Given request: Copy all of the material exactly. Pictures are not to appear in the copy.

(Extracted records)
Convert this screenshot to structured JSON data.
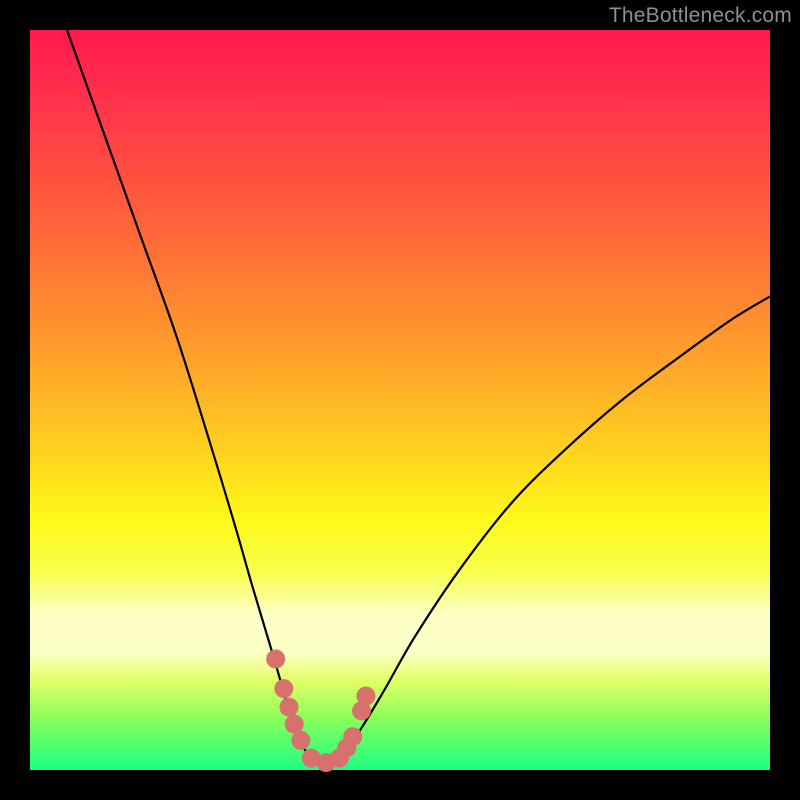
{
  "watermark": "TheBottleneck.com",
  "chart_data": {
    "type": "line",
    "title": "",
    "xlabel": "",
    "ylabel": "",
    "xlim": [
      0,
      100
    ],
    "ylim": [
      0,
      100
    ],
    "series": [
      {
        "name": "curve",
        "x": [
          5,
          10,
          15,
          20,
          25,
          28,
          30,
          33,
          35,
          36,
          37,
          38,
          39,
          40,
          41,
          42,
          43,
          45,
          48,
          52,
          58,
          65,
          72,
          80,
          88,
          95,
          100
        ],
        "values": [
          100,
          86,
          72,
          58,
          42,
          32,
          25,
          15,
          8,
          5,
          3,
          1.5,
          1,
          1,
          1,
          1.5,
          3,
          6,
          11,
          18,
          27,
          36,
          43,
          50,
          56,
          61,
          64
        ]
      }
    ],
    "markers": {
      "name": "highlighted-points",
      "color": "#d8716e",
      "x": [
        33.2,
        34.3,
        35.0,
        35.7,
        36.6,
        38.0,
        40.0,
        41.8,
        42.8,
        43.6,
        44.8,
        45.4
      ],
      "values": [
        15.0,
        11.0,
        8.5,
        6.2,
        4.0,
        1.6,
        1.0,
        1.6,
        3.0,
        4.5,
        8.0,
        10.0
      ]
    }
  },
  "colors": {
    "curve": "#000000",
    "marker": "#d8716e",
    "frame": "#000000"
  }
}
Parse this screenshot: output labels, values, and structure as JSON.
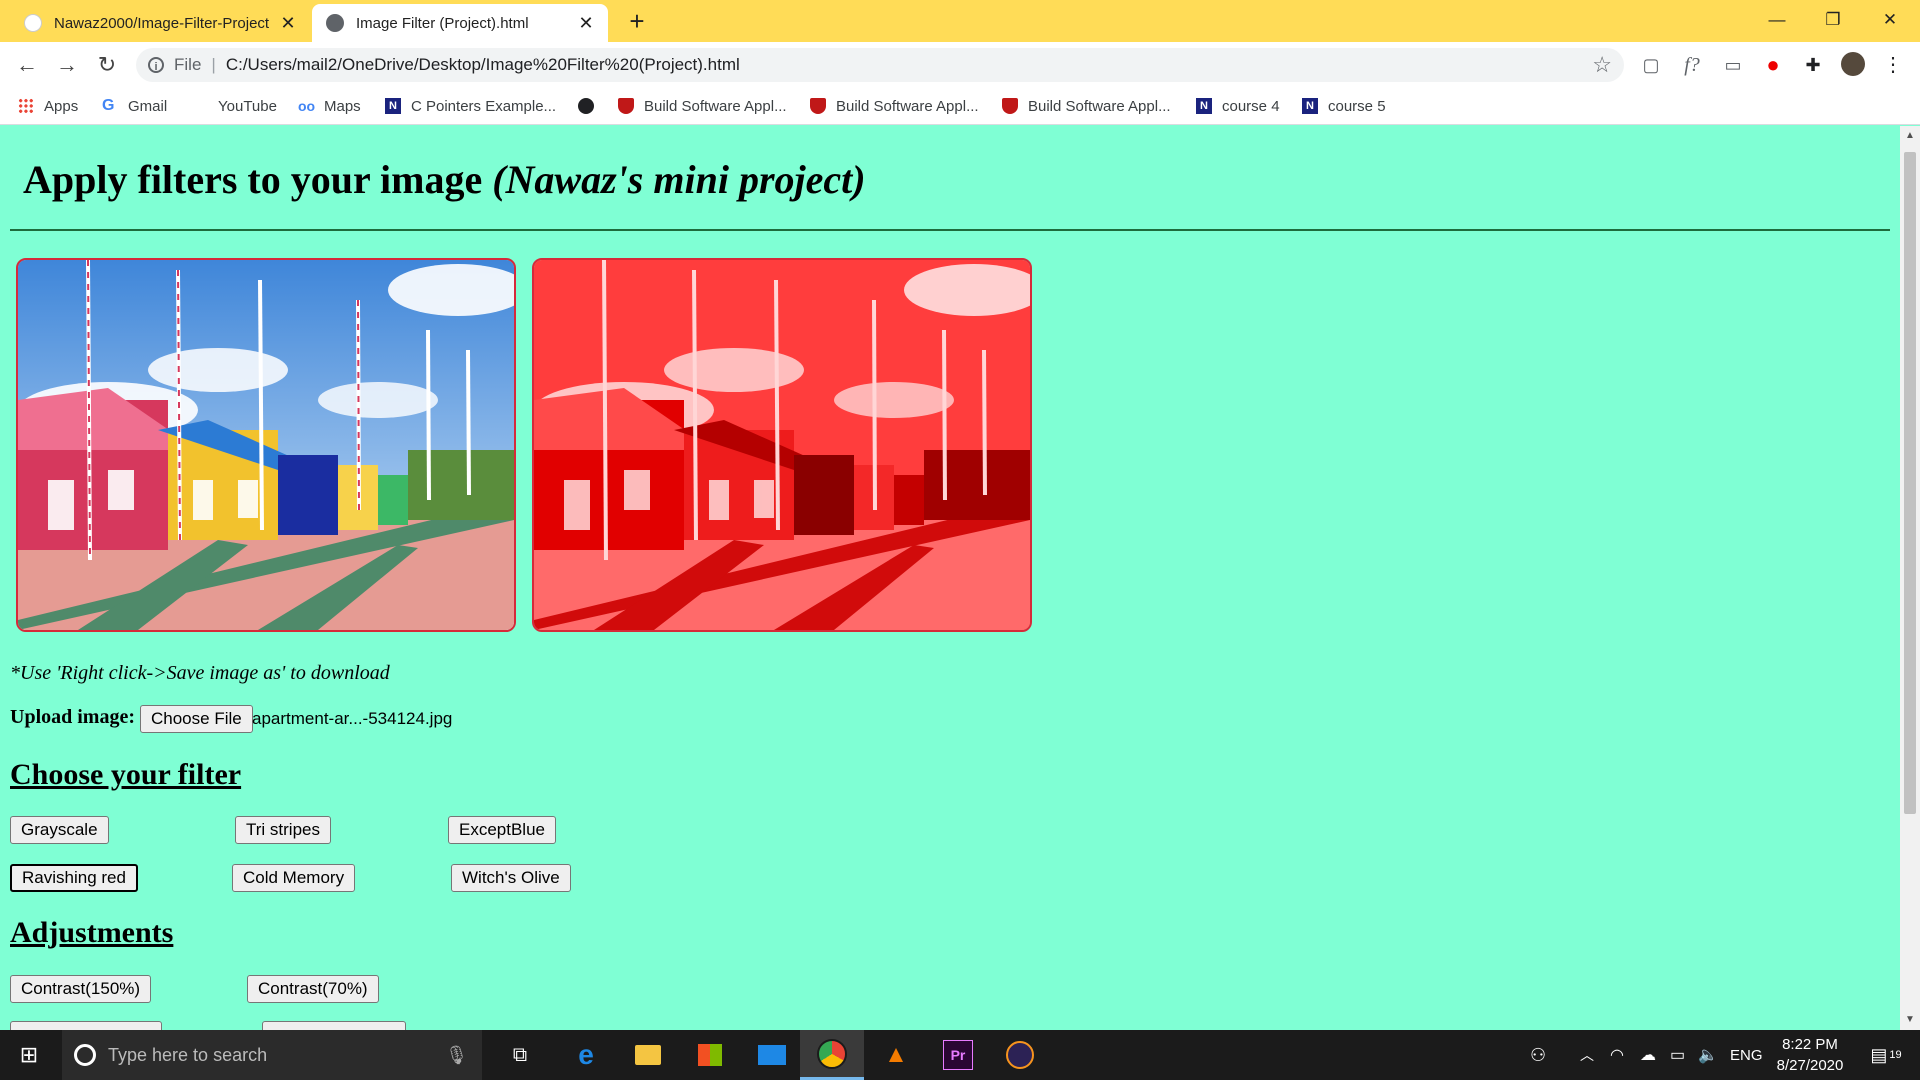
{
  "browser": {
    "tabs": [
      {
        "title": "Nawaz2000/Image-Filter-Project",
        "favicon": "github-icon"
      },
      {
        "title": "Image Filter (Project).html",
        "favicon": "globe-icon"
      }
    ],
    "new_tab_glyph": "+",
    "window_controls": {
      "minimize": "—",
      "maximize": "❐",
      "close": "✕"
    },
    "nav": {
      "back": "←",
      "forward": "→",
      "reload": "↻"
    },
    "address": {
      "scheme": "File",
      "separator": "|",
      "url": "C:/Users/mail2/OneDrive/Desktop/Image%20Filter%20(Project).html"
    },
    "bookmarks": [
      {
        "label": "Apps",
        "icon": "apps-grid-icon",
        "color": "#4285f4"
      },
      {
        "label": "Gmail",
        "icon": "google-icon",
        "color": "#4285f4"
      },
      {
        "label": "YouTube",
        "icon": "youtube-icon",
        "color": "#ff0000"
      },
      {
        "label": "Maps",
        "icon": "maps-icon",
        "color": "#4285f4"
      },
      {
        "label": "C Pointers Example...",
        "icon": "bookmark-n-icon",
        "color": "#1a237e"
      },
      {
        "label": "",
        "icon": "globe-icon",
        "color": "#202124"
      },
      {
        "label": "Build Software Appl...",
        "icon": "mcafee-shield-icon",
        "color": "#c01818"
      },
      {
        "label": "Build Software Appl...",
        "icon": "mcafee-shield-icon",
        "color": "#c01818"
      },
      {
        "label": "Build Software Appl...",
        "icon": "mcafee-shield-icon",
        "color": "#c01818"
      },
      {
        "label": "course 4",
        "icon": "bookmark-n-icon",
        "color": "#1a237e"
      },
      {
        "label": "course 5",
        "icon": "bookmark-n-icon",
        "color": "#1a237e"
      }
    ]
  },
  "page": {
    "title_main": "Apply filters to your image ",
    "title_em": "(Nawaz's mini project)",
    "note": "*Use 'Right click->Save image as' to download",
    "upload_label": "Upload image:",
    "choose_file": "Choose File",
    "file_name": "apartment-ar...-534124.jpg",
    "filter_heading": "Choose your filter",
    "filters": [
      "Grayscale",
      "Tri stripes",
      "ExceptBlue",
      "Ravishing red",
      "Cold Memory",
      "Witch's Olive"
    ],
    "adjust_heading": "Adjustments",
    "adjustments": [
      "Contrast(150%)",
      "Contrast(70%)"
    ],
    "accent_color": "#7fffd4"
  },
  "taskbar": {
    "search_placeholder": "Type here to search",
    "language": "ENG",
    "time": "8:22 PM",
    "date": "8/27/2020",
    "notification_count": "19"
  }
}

Answer to this exercise:
Convert this screenshot to structured JSON data.
{
  "watermark": "TheBottleneck.com",
  "chart_data": {
    "type": "line",
    "title": "",
    "xlabel": "",
    "ylabel": "",
    "xlim": [
      0,
      100
    ],
    "ylim": [
      0,
      100
    ],
    "series": [
      {
        "name": "curve",
        "x": [
          5,
          10,
          15,
          20,
          25,
          28,
          30,
          33,
          35,
          36,
          37,
          38,
          39,
          40,
          41,
          42,
          43,
          45,
          48,
          52,
          58,
          65,
          72,
          80,
          88,
          95,
          100
        ],
        "values": [
          100,
          86,
          72,
          58,
          42,
          32,
          25,
          15,
          8,
          5,
          3,
          1.5,
          1,
          1,
          1,
          1.5,
          3,
          6,
          11,
          18,
          27,
          36,
          43,
          50,
          56,
          61,
          64
        ]
      }
    ],
    "markers": {
      "name": "highlighted-points",
      "color": "#d8716e",
      "x": [
        33.2,
        34.3,
        35.0,
        35.7,
        36.6,
        38.0,
        40.0,
        41.8,
        42.8,
        43.6,
        44.8,
        45.4
      ],
      "values": [
        15.0,
        11.0,
        8.5,
        6.2,
        4.0,
        1.6,
        1.0,
        1.6,
        3.0,
        4.5,
        8.0,
        10.0
      ]
    }
  },
  "colors": {
    "curve": "#000000",
    "marker": "#d8716e",
    "frame": "#000000"
  }
}
Parse this screenshot: output labels, values, and structure as JSON.
{
  "browser": {
    "tabs": [
      {
        "title": "Nawaz2000/Image-Filter-Project",
        "favicon": "github-icon"
      },
      {
        "title": "Image Filter (Project).html",
        "favicon": "globe-icon"
      }
    ],
    "new_tab_glyph": "+",
    "window_controls": {
      "minimize": "—",
      "maximize": "❐",
      "close": "✕"
    },
    "nav": {
      "back": "←",
      "forward": "→",
      "reload": "↻"
    },
    "address": {
      "scheme": "File",
      "separator": "|",
      "url": "C:/Users/mail2/OneDrive/Desktop/Image%20Filter%20(Project).html"
    },
    "bookmarks": [
      {
        "label": "Apps",
        "icon": "apps-grid-icon",
        "color": "#4285f4"
      },
      {
        "label": "Gmail",
        "icon": "google-icon",
        "color": "#4285f4"
      },
      {
        "label": "YouTube",
        "icon": "youtube-icon",
        "color": "#ff0000"
      },
      {
        "label": "Maps",
        "icon": "maps-icon",
        "color": "#4285f4"
      },
      {
        "label": "C Pointers Example...",
        "icon": "bookmark-n-icon",
        "color": "#1a237e"
      },
      {
        "label": "",
        "icon": "globe-icon",
        "color": "#202124"
      },
      {
        "label": "Build Software Appl...",
        "icon": "mcafee-shield-icon",
        "color": "#c01818"
      },
      {
        "label": "Build Software Appl...",
        "icon": "mcafee-shield-icon",
        "color": "#c01818"
      },
      {
        "label": "Build Software Appl...",
        "icon": "mcafee-shield-icon",
        "color": "#c01818"
      },
      {
        "label": "course 4",
        "icon": "bookmark-n-icon",
        "color": "#1a237e"
      },
      {
        "label": "course 5",
        "icon": "bookmark-n-icon",
        "color": "#1a237e"
      }
    ]
  },
  "page": {
    "title_main": "Apply filters to your image ",
    "title_em": "(Nawaz's mini project)",
    "note": "*Use 'Right click->Save image as' to download",
    "upload_label": "Upload image:",
    "choose_file": "Choose File",
    "file_name": "apartment-ar...-534124.jpg",
    "filter_heading": "Choose your filter",
    "filters": [
      "Grayscale",
      "Tri stripes",
      "ExceptBlue",
      "Ravishing red",
      "Cold Memory",
      "Witch's Olive"
    ],
    "adjust_heading": "Adjustments",
    "adjustments": [
      "Contrast(150%)",
      "Contrast(70%)"
    ],
    "accent_color": "#7fffd4"
  },
  "taskbar": {
    "search_placeholder": "Type here to search",
    "language": "ENG",
    "time": "8:22 PM",
    "date": "8/27/2020",
    "notification_count": "19"
  }
}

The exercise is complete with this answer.